- **The request**
Write only the number of lines holding the string "Media".

Stored data entries
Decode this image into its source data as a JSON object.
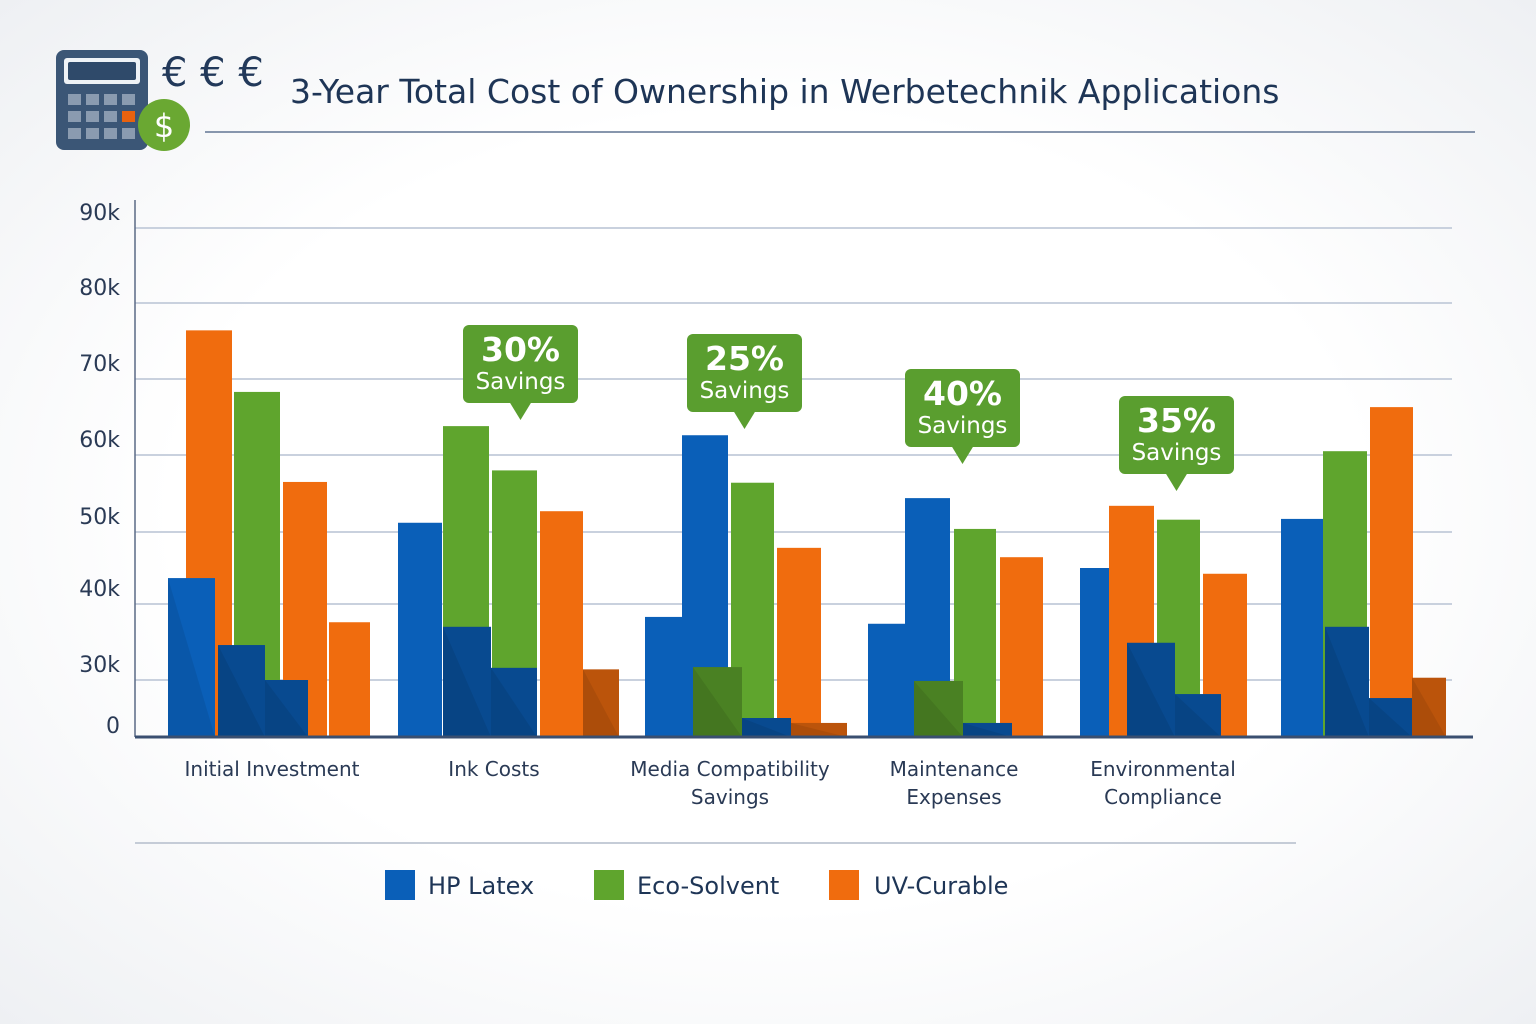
{
  "header": {
    "title": "3-Year Total Cost of Ownership in Werbetechnik Applications",
    "currency_symbols": "€ € €",
    "icon": "calculator-icon",
    "badge_icon": "dollar-coin-icon",
    "badge_symbol": "$"
  },
  "colors": {
    "HP Latex": "#0a5fb8",
    "Eco-Solvent": "#5fa52d",
    "UV-Curable": "#f06c0e",
    "callout": "#5a9e2f",
    "title": "#1e3556"
  },
  "chart_data": {
    "type": "bar",
    "title": "3-Year Total Cost of Ownership in Werbetechnik Applications",
    "xlabel": "",
    "ylabel": "",
    "y_ticks": [
      "90k",
      "80k",
      "70k",
      "60k",
      "50k",
      "40k",
      "30k",
      "0"
    ],
    "y_tick_values": [
      90000,
      80000,
      70000,
      60000,
      50000,
      40000,
      30000,
      0
    ],
    "ylim": [
      0,
      90000
    ],
    "grid": true,
    "legend_position": "bottom",
    "legend": [
      "HP Latex",
      "Eco-Solvent",
      "UV-Curable"
    ],
    "categories": [
      "Initial Investment",
      "Ink Costs",
      "Media Compatibility Savings",
      "Maintenance Expenses",
      "Environmental Compliance",
      ""
    ],
    "category_lines": [
      [
        "Initial Investment"
      ],
      [
        "Ink Costs"
      ],
      [
        "Media Compatibility",
        "Savings"
      ],
      [
        "Maintenance",
        "Expenses"
      ],
      [
        "Environmental",
        "Compliance"
      ],
      []
    ],
    "groups": [
      {
        "back": [
          [
            "UV-Curable",
            76400
          ],
          [
            "Eco-Solvent",
            68300
          ],
          [
            "UV-Curable",
            56500
          ],
          [
            "UV-Curable",
            37600
          ]
        ],
        "front": [
          [
            "HP Latex",
            43600
          ],
          [
            "HP Latex",
            34600
          ],
          [
            "HP Latex",
            30000
          ]
        ]
      },
      {
        "back": [
          [
            "HP Latex",
            51200
          ],
          [
            "Eco-Solvent",
            63800
          ],
          [
            "Eco-Solvent",
            58000
          ],
          [
            "UV-Curable",
            52700
          ]
        ],
        "front": [
          [
            "HP Latex",
            37000
          ],
          [
            "HP Latex",
            31600
          ],
          [
            "UV-Curable",
            31400
          ]
        ]
      },
      {
        "back": [
          [
            "HP Latex",
            38300
          ],
          [
            "HP Latex",
            62600
          ],
          [
            "Eco-Solvent",
            56400
          ],
          [
            "UV-Curable",
            47800
          ]
        ],
        "front": [
          [
            "Eco-Solvent",
            31700
          ],
          [
            "HP Latex",
            10000
          ],
          [
            "UV-Curable",
            7400
          ]
        ]
      },
      {
        "back": [
          [
            "HP Latex",
            37400
          ],
          [
            "HP Latex",
            54400
          ],
          [
            "Eco-Solvent",
            50400
          ],
          [
            "UV-Curable",
            46500
          ]
        ],
        "front": [
          [
            "Eco-Solvent",
            29500
          ],
          [
            "HP Latex",
            7400
          ]
        ]
      },
      {
        "back": [
          [
            "HP Latex",
            45000
          ],
          [
            "UV-Curable",
            53400
          ],
          [
            "Eco-Solvent",
            51600
          ],
          [
            "UV-Curable",
            44200
          ]
        ],
        "front": [
          [
            "HP Latex",
            34900
          ],
          [
            "HP Latex",
            22600
          ]
        ]
      },
      {
        "back": [
          [
            "HP Latex",
            51700
          ],
          [
            "Eco-Solvent",
            60500
          ],
          [
            "UV-Curable",
            66300
          ]
        ],
        "front": [
          [
            "HP Latex",
            37000
          ],
          [
            "HP Latex",
            20500
          ],
          [
            "UV-Curable",
            30300
          ]
        ]
      }
    ],
    "annotations": [
      {
        "category": "Ink Costs",
        "percent": "30%",
        "label": "Savings"
      },
      {
        "category": "Media Compatibility Savings",
        "percent": "25%",
        "label": "Savings"
      },
      {
        "category": "Maintenance Expenses",
        "percent": "40%",
        "label": "Savings"
      },
      {
        "category": "Environmental Compliance",
        "percent": "35%",
        "label": "Savings"
      }
    ]
  }
}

- **Exercise response**
3